[Text for analysis]:

Short Line Goes Long

     Last spring, ACWR located and acquired an existing building in Candor, just eight miles away from is Star location, and began retrofitting the 91,000-square-foot warehouse facility to turn it into a locomotive repair shop facility, installing 4,600 feet of track leading to the building and a locomotive pit which allows access to the underside of engines for repairs.

     Last fall, the company also moved its headquarters there. It maintains refueling and locomotive repair operations at its Star location.

     The company has also formed a new division to repair and retrofit locomotives as well as passenger and freight cars.

     “It’s common for us to take a locomotive worth $30,000 in scrap and turn it into something worth $300,000,” attests Dale Parks, vice president of mechanical and chief mechanical officer.

     “Dale has been building the locomotive, freight, and passenger railcar repair business for years now,” says Menzies. “In fact, Dale and his team have built the business to the point where we had greatly exceeded our capacity in Star to keep up with it. Interest has only increased since we’ve located to our new facility and we expect this to be a key part of our future business.”

[The problem]: From the article on ACWR's locomotive repair shop, extract everything from "Short Line Goes" down to "and freight cars.", copying it word for word.

[Record excerpts]:

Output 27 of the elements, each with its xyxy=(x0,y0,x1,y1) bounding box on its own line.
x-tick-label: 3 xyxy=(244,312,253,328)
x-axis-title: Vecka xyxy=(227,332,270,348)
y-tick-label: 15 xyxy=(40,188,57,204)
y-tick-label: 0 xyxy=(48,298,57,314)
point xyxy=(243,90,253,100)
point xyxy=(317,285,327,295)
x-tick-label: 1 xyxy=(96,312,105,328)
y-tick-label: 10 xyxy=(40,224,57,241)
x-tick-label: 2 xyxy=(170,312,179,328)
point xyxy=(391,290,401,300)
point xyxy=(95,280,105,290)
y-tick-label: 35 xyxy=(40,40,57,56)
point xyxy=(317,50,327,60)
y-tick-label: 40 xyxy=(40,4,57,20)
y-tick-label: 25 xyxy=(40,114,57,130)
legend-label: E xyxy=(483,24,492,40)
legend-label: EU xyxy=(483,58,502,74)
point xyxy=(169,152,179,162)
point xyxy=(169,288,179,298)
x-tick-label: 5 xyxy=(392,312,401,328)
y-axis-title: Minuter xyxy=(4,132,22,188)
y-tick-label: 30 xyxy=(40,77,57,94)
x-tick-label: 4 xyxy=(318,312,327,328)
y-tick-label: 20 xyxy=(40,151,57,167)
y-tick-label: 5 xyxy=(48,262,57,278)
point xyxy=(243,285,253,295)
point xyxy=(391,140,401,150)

[Solution to the problem]:
Short Line Goes Long

     Last spring, ACWR located and acquired an existing building in Candor, just eight miles away from is Star location, and began retrofitting the 91,000-square-foot warehouse facility to turn it into a locomotive repair shop facility, installing 4,600 feet of track leading to the building and a locomotive pit which allows access to the underside of engines for repairs.

     Last fall, the company also moved its headquarters there. It maintains refueling and locomotive repair operations at its Star location.

     The company has also formed a new division to repair and retrofit locomotives as well as passenger and freight cars.